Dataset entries
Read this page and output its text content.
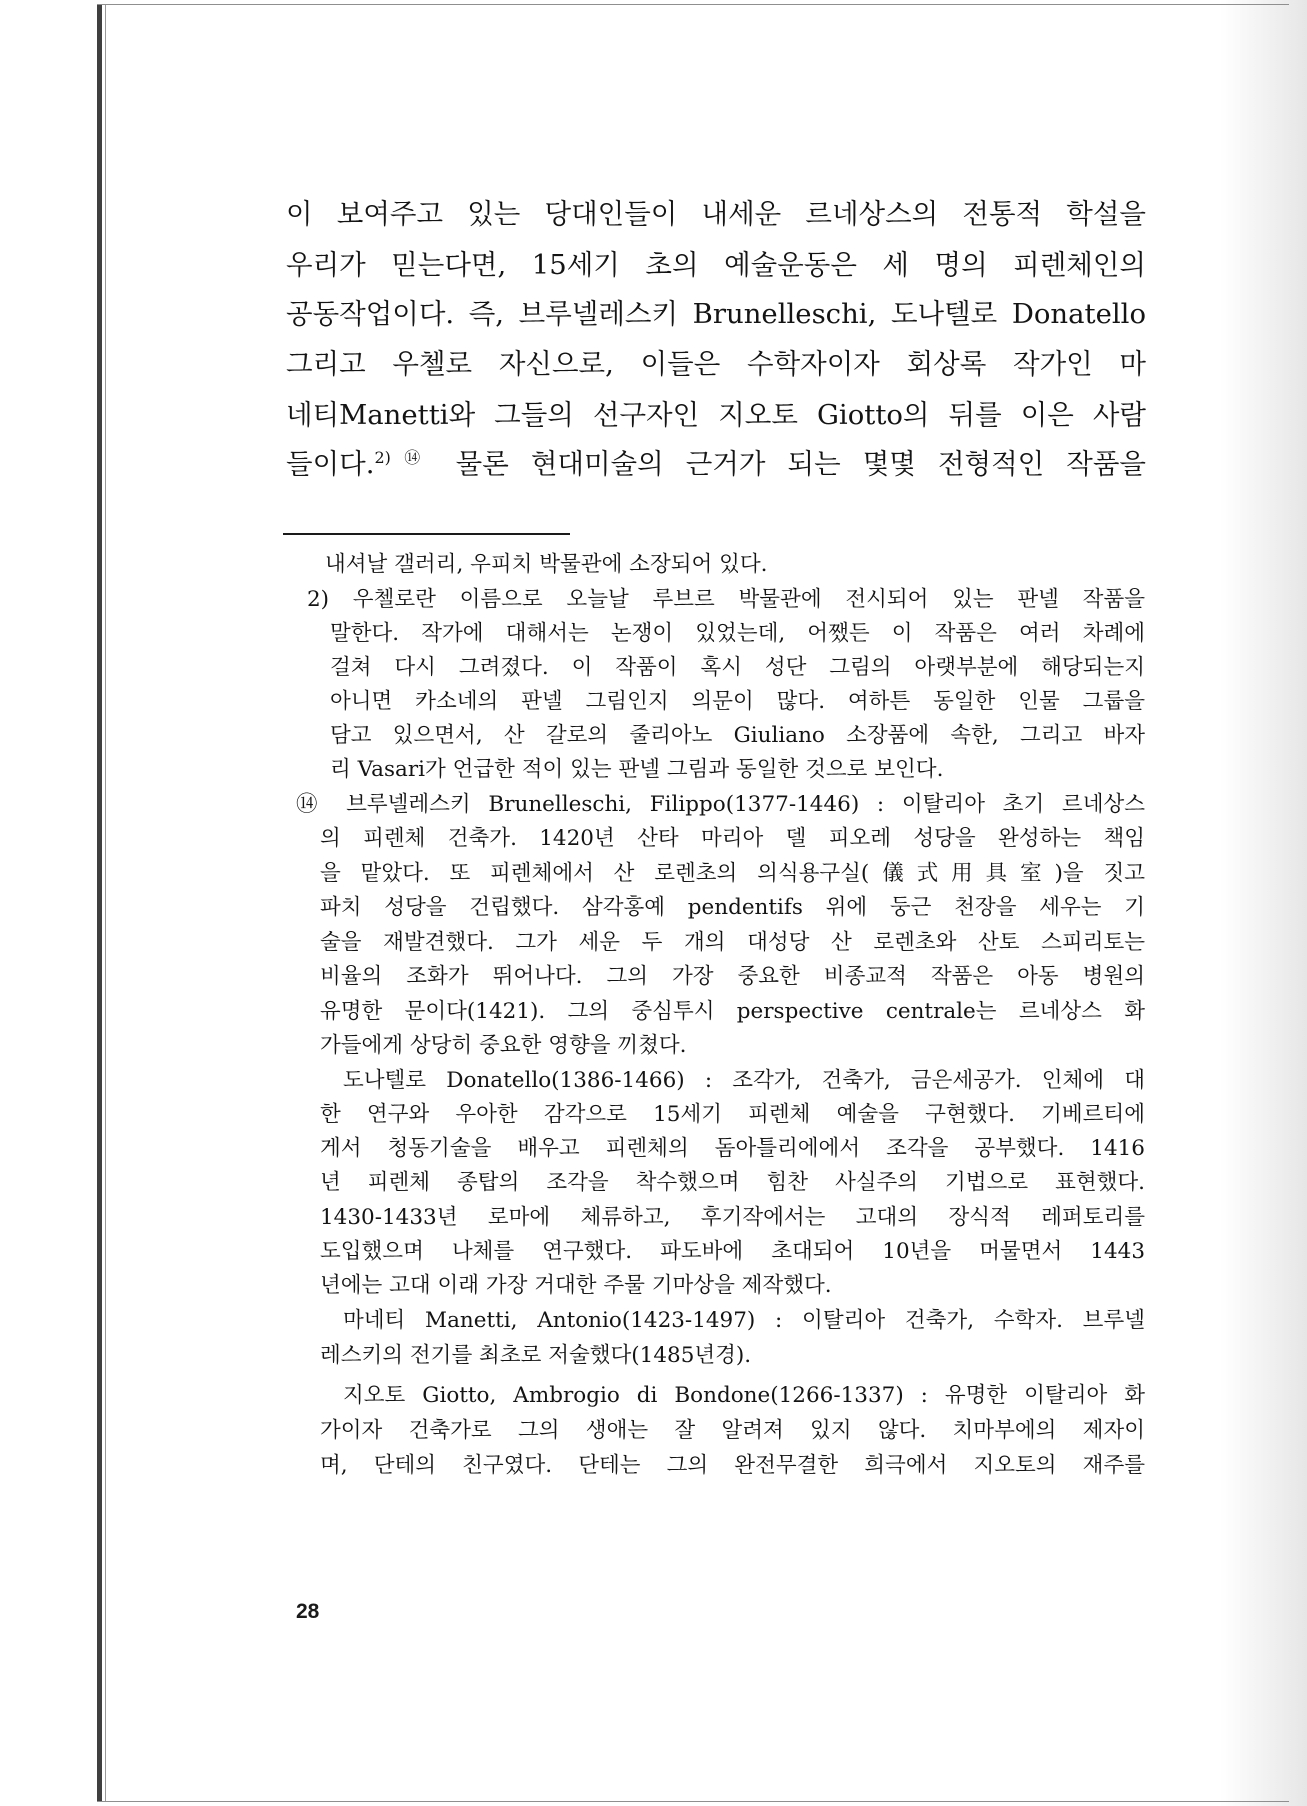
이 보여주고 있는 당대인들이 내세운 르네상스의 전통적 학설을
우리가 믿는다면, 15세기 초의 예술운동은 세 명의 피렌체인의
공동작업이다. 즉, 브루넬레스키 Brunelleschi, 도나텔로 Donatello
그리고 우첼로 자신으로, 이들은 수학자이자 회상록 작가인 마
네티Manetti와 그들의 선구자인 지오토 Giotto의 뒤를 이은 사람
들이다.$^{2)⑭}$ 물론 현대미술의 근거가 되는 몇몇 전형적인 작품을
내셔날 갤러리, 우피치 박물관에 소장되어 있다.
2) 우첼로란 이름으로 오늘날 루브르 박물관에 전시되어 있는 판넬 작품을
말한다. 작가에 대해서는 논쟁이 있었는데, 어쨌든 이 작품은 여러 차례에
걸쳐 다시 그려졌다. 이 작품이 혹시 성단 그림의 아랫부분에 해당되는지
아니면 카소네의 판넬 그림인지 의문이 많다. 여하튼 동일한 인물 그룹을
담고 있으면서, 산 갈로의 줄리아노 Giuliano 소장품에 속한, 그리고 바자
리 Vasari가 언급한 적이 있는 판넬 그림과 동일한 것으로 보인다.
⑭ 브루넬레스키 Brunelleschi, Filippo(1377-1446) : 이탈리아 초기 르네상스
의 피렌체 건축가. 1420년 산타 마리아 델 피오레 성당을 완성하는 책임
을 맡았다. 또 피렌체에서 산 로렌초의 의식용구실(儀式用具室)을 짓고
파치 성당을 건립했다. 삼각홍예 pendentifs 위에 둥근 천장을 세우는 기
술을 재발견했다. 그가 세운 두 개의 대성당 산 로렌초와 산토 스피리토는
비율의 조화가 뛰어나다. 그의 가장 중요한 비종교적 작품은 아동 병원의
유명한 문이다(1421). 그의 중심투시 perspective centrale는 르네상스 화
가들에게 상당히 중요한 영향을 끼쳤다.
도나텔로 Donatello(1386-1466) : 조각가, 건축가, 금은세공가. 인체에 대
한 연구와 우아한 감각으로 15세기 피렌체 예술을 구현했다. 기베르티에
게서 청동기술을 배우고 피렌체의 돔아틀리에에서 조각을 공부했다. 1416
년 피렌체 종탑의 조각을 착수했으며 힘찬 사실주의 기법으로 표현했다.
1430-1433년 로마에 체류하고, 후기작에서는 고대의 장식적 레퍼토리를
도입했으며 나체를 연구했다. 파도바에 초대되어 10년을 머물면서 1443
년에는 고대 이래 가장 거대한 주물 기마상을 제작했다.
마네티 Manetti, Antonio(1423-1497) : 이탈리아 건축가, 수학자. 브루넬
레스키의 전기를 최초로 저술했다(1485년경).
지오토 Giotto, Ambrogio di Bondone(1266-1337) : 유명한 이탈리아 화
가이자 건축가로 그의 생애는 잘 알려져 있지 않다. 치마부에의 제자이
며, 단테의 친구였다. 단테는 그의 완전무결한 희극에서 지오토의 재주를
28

* * *

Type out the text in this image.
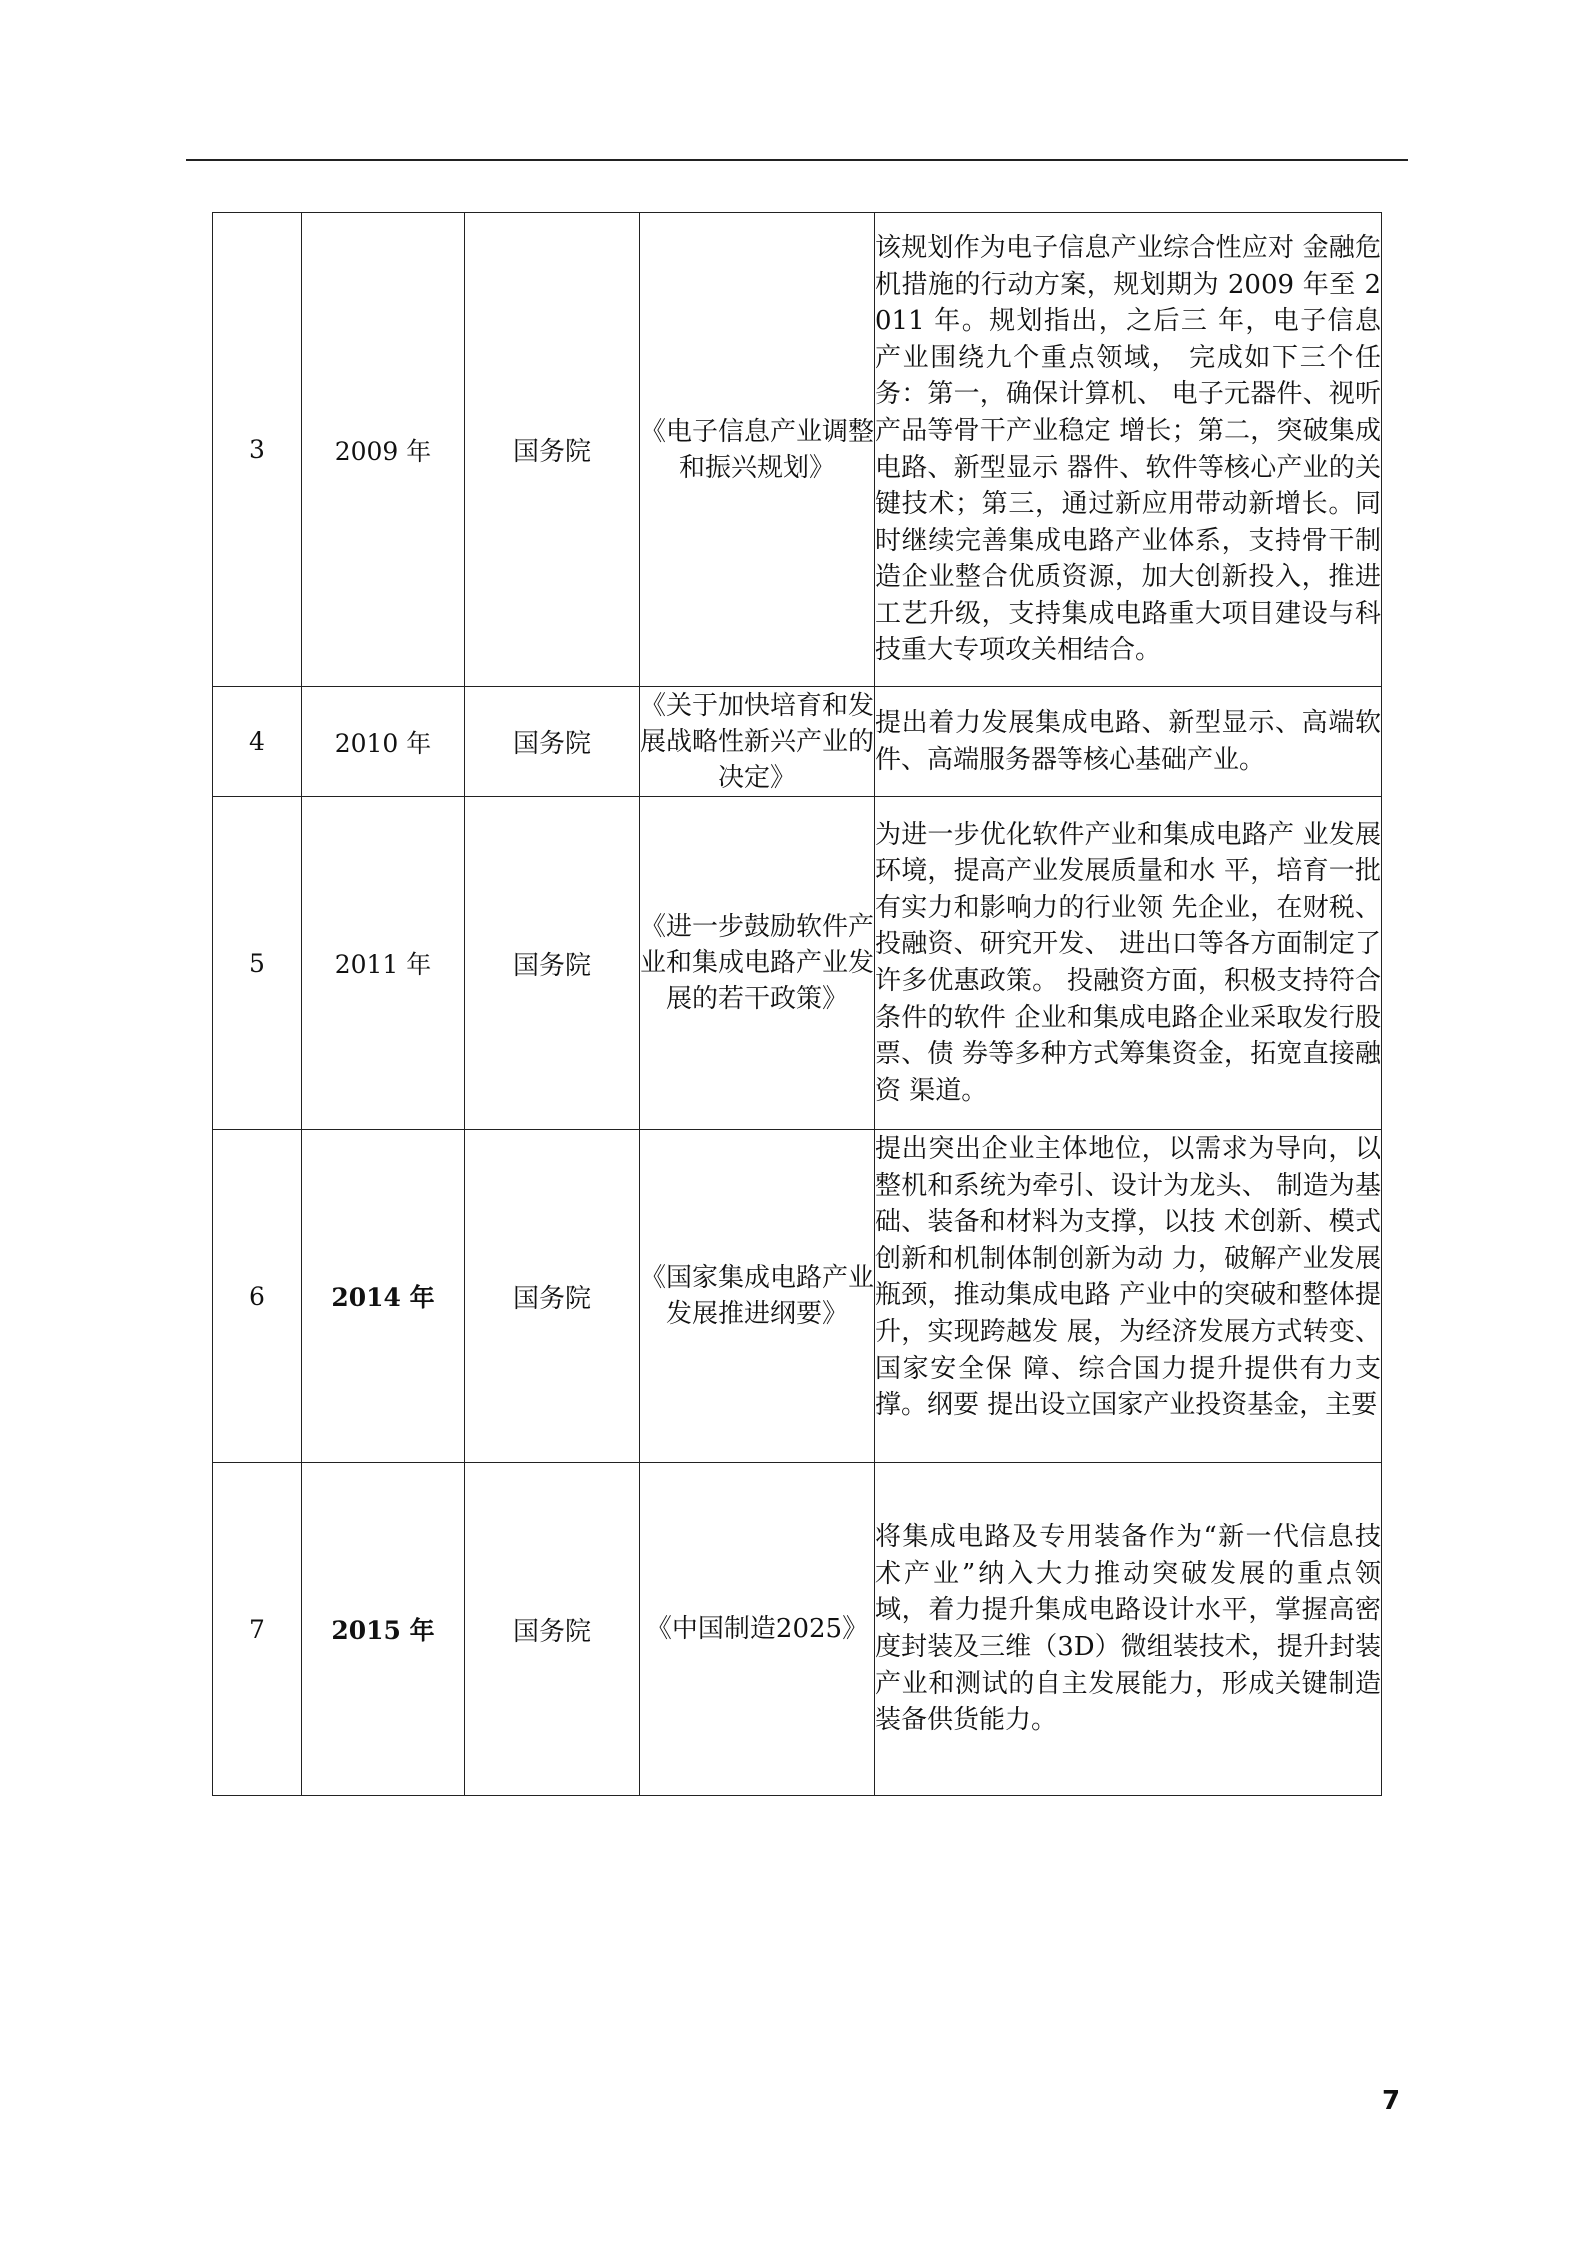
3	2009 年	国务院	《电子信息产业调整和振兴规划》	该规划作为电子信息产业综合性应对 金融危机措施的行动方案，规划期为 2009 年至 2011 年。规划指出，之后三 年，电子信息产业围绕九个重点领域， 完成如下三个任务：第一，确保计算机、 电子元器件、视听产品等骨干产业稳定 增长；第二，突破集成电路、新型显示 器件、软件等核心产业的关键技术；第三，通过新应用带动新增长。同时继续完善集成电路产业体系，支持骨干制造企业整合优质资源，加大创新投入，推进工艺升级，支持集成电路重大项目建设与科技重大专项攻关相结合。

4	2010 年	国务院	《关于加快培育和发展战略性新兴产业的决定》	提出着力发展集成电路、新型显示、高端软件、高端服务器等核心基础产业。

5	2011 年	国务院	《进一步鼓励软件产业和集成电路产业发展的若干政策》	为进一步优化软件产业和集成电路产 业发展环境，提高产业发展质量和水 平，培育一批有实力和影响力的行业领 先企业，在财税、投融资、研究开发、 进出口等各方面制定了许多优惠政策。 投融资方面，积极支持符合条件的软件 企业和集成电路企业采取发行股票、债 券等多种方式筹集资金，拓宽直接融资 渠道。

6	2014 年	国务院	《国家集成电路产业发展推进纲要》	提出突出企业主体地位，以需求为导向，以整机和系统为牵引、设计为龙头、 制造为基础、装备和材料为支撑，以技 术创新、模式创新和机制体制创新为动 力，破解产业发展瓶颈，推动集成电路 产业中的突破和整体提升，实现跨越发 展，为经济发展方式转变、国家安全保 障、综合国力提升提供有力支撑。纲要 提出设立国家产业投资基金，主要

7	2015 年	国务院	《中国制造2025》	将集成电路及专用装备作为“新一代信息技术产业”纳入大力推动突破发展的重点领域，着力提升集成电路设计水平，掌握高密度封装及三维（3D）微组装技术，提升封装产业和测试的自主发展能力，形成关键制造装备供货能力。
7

EXERCISE REQUIREMENTS: Pick out the lines containing the string "Brunelleschi".

SOLUTION:
공동작업이다. 즉, 브루넬레스키 Brunelleschi, 도나텔로 Donatello
⑭ 브루넬레스키 Brunelleschi, Filippo(1377-1446) : 이탈리아 초기 르네상스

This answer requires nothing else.